(Dataset items)
————————
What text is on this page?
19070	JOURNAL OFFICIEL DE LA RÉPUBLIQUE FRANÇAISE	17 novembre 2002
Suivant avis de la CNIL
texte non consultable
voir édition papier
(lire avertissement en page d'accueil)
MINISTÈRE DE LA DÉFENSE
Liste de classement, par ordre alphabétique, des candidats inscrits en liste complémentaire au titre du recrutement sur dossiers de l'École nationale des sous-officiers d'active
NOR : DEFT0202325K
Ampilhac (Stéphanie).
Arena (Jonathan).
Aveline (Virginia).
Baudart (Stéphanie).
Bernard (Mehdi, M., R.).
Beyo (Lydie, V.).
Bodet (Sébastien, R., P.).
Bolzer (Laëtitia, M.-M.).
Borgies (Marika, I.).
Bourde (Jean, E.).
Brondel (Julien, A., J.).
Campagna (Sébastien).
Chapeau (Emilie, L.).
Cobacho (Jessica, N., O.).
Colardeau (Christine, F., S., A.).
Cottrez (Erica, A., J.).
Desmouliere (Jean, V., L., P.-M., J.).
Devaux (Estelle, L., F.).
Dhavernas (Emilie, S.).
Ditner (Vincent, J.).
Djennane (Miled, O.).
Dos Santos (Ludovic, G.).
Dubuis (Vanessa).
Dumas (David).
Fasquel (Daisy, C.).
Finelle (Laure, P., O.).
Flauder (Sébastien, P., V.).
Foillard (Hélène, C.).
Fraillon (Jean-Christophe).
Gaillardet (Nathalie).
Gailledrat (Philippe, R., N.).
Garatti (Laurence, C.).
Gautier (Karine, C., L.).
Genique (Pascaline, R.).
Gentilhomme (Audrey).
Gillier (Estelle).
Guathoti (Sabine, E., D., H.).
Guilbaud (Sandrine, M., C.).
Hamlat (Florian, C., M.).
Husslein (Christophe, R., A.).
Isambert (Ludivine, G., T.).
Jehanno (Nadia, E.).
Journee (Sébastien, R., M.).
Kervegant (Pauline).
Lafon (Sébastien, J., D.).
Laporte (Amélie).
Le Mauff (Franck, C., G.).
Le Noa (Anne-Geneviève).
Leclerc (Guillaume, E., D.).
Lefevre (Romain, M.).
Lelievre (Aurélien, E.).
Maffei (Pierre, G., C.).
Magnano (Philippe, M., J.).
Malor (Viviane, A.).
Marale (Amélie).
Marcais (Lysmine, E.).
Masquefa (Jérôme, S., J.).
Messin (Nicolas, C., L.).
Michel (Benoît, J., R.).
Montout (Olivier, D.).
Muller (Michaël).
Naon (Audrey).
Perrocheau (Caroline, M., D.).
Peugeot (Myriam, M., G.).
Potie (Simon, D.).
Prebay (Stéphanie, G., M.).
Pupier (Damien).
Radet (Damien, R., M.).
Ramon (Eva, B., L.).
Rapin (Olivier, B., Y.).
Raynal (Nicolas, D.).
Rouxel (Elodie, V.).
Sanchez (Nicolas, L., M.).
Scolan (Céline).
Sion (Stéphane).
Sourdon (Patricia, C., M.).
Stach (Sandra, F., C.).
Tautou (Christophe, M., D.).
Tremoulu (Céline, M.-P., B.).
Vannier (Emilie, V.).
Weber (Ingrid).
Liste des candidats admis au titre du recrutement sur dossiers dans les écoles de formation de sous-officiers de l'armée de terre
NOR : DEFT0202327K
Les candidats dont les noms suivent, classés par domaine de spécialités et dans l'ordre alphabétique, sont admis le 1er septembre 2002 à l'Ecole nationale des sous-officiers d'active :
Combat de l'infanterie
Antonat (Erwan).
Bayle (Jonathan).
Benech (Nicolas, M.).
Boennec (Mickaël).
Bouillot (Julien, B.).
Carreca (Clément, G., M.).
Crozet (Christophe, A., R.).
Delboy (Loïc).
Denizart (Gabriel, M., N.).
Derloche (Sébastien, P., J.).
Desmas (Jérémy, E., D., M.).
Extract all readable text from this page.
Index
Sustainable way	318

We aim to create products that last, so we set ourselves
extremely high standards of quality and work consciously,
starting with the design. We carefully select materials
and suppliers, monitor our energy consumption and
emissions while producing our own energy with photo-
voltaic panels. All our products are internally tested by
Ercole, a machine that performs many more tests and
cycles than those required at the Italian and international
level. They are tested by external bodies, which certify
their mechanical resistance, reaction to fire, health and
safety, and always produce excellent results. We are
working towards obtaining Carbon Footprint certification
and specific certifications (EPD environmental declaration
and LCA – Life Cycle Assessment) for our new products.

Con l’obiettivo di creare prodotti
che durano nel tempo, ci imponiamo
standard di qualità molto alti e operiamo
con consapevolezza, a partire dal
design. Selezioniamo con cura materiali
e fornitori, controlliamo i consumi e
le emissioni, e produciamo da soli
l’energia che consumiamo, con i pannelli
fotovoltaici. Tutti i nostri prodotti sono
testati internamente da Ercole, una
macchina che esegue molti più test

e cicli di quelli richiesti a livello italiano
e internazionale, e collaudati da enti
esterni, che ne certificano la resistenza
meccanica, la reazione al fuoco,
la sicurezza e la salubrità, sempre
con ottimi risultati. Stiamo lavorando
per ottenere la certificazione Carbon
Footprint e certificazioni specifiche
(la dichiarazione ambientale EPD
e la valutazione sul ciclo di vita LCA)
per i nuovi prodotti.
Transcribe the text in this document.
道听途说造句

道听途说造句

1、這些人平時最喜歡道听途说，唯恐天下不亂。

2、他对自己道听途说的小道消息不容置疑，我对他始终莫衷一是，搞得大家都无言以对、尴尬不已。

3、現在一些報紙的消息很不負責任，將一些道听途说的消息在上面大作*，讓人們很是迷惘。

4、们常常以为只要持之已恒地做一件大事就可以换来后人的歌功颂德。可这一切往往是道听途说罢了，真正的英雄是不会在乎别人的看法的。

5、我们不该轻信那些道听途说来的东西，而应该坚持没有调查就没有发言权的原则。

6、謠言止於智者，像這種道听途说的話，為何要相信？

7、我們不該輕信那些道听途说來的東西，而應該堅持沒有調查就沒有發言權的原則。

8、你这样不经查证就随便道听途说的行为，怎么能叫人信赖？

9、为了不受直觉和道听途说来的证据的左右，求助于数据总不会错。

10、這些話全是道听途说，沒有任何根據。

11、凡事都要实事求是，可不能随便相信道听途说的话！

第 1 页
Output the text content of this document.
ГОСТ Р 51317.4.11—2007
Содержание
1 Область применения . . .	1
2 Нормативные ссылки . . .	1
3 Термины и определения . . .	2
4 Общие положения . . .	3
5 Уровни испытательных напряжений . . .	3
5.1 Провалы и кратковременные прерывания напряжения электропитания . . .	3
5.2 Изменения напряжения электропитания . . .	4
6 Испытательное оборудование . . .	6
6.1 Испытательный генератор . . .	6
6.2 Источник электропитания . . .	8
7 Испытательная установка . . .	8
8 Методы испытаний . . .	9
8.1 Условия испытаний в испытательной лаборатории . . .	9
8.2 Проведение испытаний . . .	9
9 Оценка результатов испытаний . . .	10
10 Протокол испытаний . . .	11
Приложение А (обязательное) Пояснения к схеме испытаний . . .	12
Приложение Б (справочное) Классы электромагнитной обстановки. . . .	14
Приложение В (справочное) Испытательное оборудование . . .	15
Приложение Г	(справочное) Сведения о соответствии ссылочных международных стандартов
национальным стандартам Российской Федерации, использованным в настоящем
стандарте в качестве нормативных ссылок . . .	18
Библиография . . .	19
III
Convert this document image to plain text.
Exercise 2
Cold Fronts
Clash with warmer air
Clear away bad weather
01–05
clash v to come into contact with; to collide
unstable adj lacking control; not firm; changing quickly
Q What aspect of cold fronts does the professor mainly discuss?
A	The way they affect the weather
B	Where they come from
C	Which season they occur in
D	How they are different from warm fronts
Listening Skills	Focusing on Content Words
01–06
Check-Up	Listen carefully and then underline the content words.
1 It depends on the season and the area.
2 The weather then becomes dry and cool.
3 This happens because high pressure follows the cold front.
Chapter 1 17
————————
TASK PROMPT -> Everything from the line with "Convert this document image to plain text." through the last line of the material above should be echoed exactly, and nothing else.

ANSWER IN FULL ->
Convert this document image to plain text.
Exercise 2
Cold Fronts
Clash with warmer air
Clear away bad weather
01–05
clash v to come into contact with; to collide
unstable adj lacking control; not firm; changing quickly
Q What aspect of cold fronts does the professor mainly discuss?
A	The way they affect the weather
B	Where they come from
C	Which season they occur in
D	How they are different from warm fronts
Listening Skills	Focusing on Content Words
01–06
Check-Up	Listen carefully and then underline the content words.
1 It depends on the season and the area.
2 The weather then becomes dry and cool.
3 This happens because high pressure follows the cold front.
Chapter 1 17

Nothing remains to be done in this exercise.